### [What you are asked to do]
Using the records that follow, copy every line containing the word "Defaults".

Stored items
____
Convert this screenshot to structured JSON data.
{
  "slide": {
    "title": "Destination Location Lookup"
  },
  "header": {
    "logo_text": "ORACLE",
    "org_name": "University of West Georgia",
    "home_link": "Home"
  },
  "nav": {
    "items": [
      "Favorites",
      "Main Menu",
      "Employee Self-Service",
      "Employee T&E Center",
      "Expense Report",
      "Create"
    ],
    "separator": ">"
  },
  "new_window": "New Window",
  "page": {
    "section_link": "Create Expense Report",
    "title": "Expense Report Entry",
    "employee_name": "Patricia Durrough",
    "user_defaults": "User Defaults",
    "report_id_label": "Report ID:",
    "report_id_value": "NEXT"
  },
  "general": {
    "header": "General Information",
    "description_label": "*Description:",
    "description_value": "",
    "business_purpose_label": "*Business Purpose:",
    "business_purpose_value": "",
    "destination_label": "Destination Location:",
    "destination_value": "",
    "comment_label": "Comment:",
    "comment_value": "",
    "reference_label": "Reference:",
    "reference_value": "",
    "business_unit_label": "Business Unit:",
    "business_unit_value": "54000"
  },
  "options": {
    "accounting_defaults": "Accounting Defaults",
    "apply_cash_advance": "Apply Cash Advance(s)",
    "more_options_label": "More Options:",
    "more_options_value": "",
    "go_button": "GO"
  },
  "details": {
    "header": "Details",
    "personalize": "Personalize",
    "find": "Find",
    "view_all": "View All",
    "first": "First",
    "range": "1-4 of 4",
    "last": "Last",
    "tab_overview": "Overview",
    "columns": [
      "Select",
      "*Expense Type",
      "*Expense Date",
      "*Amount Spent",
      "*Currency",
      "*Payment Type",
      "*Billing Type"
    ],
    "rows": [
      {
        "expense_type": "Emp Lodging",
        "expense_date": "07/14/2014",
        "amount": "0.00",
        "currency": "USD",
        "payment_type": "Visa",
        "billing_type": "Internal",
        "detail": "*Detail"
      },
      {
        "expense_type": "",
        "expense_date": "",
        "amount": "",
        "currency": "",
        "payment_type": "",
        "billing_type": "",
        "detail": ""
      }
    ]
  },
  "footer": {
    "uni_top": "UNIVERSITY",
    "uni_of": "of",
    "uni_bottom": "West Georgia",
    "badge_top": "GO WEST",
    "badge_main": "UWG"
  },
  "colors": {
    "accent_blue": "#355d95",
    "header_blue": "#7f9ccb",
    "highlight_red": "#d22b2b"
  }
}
____
### [Complete output]
    "user_defaults": "User Defaults",
    "accounting_defaults": "Accounting Defaults",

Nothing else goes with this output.